▶ **SET PROBLEM**:
How many lines in the records below hold the string "general"? Please answer with the number and nothing more.

== RECORD EXCERPTS

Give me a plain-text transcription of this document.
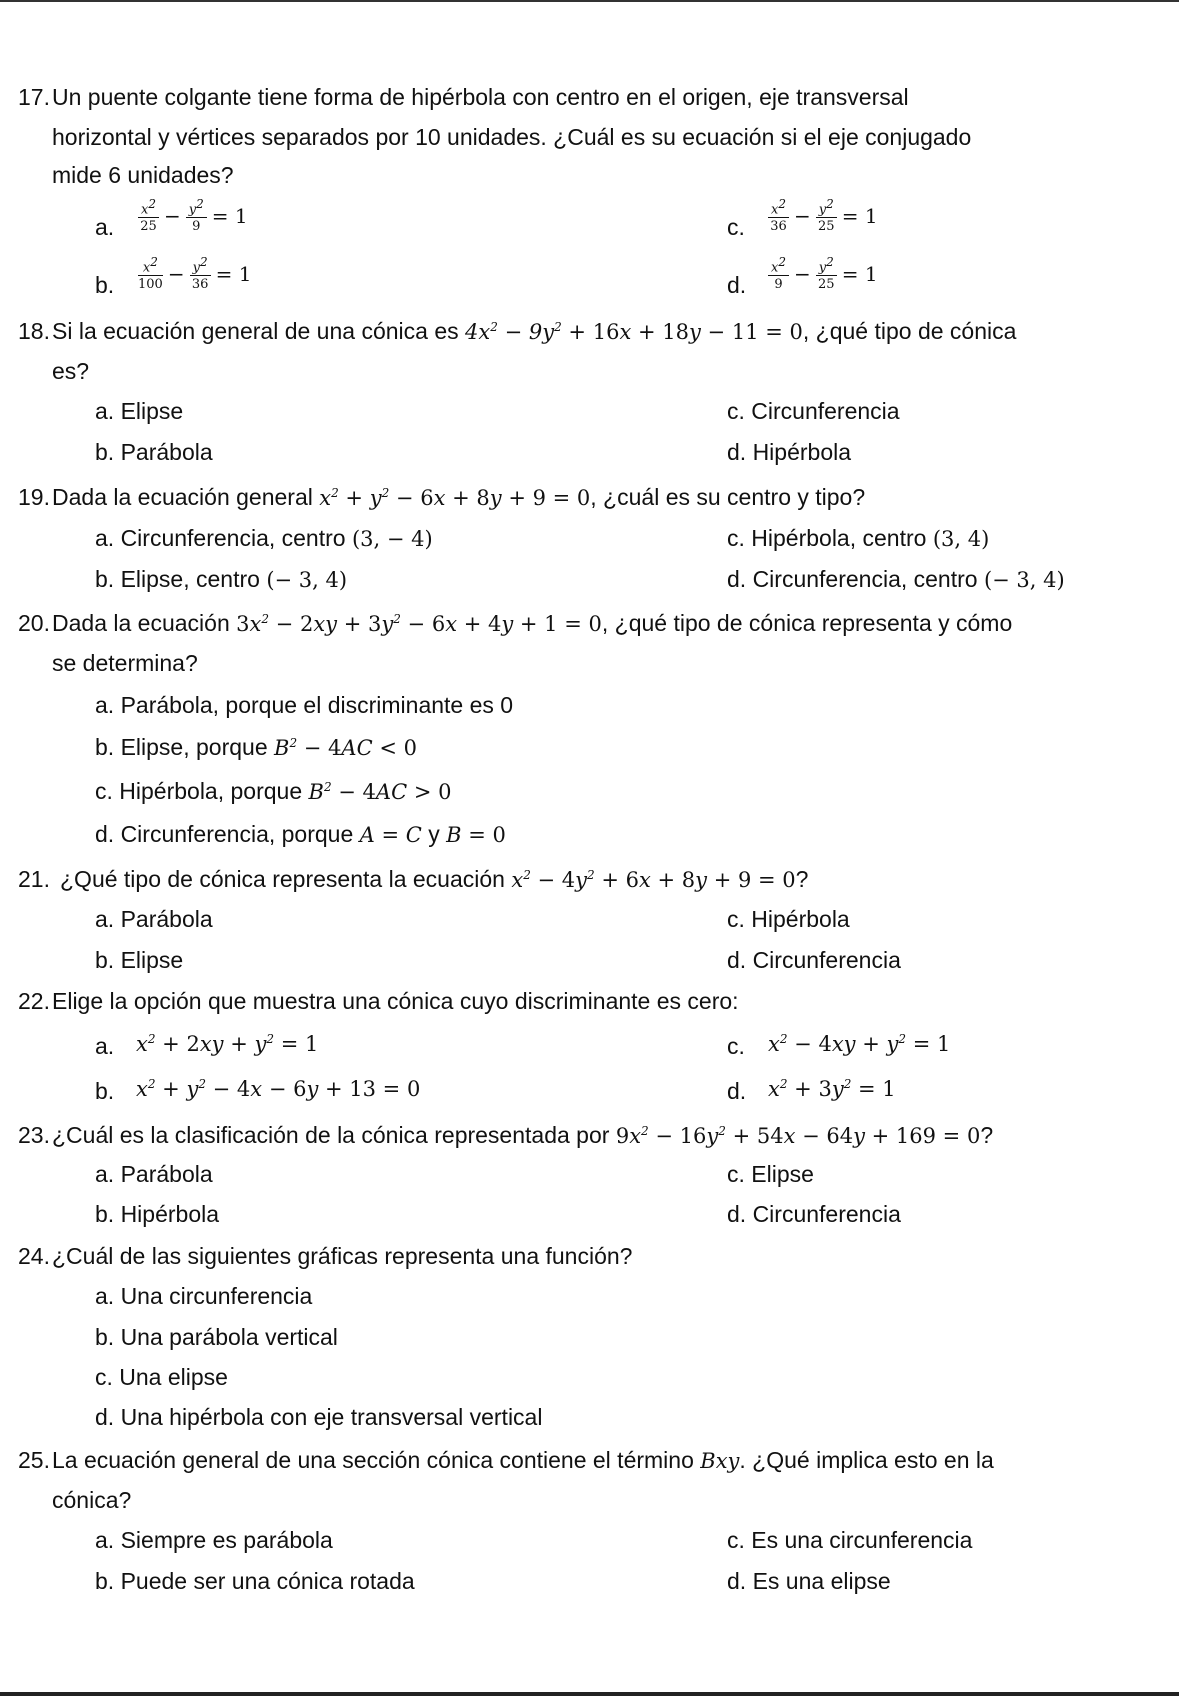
17. Un puente colgante tiene forma de hipérbola con centro en el origen, eje transversal
horizontal y vértices separados por 10 unidades. ¿Cuál es su ecuación si el eje conjugado
mide 6 unidades?
a. $\frac{x^2}{25} - \frac{y^2}{9} = 1$
b. $\frac{x^2}{100} - \frac{y^2}{36} = 1$
c. $\frac{x^2}{36} - \frac{y^2}{25} = 1$
d. $\frac{x^2}{9} - \frac{y^2}{25} = 1$
18. Si la ecuación general de una cónica es $4x^2 - 9y^2 + 16x + 18y - 11 = 0$, ¿qué tipo de cónica
es?
a. Elipse
b. Parábola
c. Circunferencia
d. Hipérbola
19. Dada la ecuación general $x^2 + y^2 - 6x + 8y + 9 = 0$, ¿cuál es su centro y tipo?
a. Circunferencia, centro (3, − 4)
b. Elipse, centro (− 3, 4)
c. Hipérbola, centro (3, 4)
d. Circunferencia, centro (− 3, 4)
20. Dada la ecuación $3x^2 - 2xy + 3y^2 - 6x + 4y + 1 = 0$, ¿qué tipo de cónica representa y cómo
se determina?
a. Parábola, porque el discriminante es 0
b. Elipse, porque $B^2 - 4AC < 0$
c. Hipérbola, porque $B^2 - 4AC > 0$
d. Circunferencia, porque A = C y B = 0
21. ¿Qué tipo de cónica representa la ecuación $x^2 - 4y^2 + 6x + 8y + 9 = 0$?
a. Parábola
b. Elipse
c. Hipérbola
d. Circunferencia
22. Elige la opción que muestra una cónica cuyo discriminante es cero:
a. $x^2 + 2xy + y^2 = 1$
b. $x^2 + y^2 - 4x - 6y + 13 = 0$
c. $x^2 - 4xy + y^2 = 1$
d. $x^2 + 3y^2 = 1$
23. ¿Cuál es la clasificación de la cónica representada por $9x^2 - 16y^2 + 54x - 64y + 169 = 0$?
a. Parábola
b. Hipérbola
c. Elipse
d. Circunferencia
24. ¿Cuál de las siguientes gráficas representa una función?
a. Una circunferencia
b. Una parábola vertical
c. Una elipse
d. Una hipérbola con eje transversal vertical
25. La ecuación general de una sección cónica contiene el término Bxy. ¿Qué implica esto en la
cónica?
a. Siempre es parábola
b. Puede ser una cónica rotada
c. Es una circunferencia
d. Es una elipse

====

▶ **FULL OUTPUT**:
3